● **GOAL**
Gather all lines in the entries that include the word "ocupadas".

--- BEGIN ---

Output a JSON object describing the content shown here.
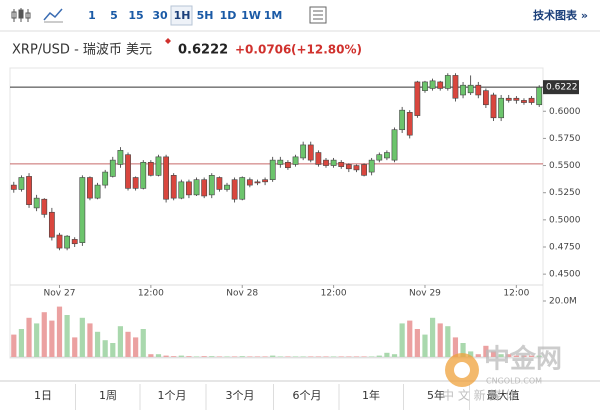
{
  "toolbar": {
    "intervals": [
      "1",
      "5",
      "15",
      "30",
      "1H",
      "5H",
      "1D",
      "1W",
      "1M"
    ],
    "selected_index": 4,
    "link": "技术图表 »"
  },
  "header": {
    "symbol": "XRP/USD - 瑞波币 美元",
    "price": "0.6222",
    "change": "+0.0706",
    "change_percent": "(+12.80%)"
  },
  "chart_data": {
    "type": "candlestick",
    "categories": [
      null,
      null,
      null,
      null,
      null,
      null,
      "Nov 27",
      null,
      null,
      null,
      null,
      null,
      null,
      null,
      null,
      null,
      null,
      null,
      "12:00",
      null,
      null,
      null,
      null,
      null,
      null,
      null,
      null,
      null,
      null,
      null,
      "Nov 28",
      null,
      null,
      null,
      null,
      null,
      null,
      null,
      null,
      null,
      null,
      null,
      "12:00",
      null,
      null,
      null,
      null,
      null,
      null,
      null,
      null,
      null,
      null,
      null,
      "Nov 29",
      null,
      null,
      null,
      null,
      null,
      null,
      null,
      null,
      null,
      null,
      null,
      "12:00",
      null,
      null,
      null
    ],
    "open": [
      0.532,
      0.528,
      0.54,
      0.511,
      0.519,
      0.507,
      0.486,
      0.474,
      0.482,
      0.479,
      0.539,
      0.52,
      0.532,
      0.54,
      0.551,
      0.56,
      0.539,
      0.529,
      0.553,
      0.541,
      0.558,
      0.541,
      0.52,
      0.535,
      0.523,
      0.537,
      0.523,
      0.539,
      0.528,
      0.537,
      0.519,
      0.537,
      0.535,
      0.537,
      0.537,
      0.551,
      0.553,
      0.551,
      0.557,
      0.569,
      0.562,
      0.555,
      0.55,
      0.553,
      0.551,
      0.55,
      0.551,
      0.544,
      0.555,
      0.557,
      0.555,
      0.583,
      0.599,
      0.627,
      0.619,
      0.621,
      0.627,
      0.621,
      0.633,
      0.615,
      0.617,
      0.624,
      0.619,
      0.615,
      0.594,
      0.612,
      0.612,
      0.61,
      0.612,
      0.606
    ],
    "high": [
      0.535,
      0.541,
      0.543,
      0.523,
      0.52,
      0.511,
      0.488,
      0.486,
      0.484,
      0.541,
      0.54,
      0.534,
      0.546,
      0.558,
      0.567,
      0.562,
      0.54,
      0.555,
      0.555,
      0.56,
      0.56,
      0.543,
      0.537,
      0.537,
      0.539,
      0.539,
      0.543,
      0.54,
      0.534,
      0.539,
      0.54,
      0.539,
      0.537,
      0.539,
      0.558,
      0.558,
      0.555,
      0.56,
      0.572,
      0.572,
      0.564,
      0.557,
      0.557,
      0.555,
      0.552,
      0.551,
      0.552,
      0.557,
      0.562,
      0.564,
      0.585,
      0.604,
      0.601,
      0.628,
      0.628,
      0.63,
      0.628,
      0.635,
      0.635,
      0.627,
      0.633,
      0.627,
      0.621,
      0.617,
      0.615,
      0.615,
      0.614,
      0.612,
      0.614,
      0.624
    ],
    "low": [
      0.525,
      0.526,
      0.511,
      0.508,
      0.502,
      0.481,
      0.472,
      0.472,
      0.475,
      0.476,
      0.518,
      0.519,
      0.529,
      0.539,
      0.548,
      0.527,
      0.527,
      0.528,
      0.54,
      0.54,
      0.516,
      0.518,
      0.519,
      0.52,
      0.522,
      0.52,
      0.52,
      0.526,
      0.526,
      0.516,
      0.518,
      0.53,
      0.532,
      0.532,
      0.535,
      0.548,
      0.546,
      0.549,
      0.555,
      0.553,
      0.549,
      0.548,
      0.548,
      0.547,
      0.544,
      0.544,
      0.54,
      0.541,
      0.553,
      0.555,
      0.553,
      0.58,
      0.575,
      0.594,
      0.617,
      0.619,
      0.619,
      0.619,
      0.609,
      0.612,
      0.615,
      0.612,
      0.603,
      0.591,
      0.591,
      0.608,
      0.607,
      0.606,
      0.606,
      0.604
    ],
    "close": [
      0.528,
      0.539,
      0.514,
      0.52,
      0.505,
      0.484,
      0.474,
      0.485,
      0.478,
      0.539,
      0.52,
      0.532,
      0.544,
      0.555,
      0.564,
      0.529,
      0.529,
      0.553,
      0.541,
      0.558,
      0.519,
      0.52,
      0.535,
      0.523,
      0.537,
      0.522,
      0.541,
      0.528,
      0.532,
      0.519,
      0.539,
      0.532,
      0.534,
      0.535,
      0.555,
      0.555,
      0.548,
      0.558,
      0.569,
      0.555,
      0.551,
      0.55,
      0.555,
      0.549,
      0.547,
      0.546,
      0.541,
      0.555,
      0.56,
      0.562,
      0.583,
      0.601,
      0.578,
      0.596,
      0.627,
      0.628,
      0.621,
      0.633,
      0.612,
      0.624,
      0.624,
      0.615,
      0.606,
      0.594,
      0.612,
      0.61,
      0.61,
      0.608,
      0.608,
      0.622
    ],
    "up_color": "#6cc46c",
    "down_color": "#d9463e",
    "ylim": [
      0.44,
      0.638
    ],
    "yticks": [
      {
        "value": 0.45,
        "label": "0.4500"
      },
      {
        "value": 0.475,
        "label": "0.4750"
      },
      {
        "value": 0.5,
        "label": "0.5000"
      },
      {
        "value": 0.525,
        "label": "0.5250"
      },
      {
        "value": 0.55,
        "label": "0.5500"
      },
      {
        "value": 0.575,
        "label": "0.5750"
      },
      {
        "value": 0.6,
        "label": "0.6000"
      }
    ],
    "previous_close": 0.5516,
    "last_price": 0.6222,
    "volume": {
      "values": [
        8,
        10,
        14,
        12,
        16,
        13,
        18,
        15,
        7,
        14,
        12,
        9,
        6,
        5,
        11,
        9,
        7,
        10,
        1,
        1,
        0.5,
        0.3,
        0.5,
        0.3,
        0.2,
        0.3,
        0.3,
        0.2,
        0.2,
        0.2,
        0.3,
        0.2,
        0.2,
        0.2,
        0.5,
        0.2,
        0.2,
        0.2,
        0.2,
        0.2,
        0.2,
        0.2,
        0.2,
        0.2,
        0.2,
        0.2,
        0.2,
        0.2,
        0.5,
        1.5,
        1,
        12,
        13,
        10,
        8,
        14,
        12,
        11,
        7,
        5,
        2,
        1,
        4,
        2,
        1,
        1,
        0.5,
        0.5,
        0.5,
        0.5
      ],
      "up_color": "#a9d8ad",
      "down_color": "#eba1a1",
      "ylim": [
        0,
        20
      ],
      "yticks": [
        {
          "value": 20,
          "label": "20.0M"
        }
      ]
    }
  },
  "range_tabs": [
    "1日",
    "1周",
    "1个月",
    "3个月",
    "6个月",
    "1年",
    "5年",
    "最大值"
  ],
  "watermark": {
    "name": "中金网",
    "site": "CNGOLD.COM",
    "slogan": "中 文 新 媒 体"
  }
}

--- END ---
--- BEGIN ---

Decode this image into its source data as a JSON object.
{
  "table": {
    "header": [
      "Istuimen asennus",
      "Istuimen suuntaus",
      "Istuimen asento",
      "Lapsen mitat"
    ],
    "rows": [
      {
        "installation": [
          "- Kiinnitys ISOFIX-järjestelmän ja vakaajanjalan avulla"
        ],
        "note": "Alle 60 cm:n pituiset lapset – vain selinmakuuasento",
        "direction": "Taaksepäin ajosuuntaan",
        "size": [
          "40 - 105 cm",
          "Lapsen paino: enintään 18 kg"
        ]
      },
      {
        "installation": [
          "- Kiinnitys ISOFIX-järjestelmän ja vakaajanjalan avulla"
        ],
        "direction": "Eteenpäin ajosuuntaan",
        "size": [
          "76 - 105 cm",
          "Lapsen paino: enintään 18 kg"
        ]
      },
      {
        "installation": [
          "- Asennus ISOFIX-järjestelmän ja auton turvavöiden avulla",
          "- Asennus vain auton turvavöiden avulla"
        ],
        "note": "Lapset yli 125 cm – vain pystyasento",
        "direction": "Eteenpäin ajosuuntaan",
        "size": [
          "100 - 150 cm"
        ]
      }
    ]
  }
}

--- END ---
--- BEGIN ---

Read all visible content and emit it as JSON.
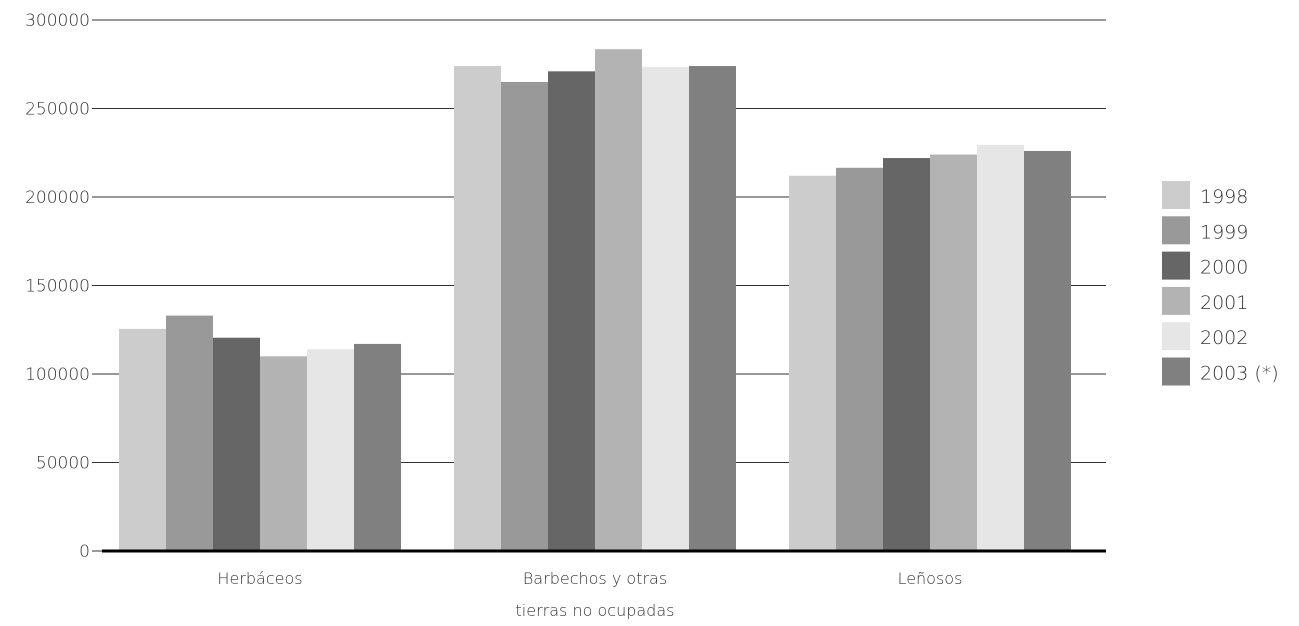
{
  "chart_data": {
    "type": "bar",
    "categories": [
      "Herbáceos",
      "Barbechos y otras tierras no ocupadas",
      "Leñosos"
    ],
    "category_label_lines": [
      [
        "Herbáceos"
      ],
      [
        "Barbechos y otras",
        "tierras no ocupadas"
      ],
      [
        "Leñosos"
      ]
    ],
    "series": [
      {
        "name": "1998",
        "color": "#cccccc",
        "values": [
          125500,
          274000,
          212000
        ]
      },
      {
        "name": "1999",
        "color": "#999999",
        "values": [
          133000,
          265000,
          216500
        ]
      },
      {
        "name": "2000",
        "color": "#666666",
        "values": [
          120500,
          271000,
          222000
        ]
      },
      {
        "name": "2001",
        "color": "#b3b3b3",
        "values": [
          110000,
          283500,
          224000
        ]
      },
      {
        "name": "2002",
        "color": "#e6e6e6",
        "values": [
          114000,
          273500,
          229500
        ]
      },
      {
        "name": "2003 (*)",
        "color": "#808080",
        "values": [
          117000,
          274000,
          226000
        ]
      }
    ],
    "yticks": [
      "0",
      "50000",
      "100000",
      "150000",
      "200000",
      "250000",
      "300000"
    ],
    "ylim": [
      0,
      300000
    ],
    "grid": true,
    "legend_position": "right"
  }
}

--- END ---

● **EXERCISE RESULT**
      "Barbechos y otras tierras no ocupadas",
        "tierras no ocupadas"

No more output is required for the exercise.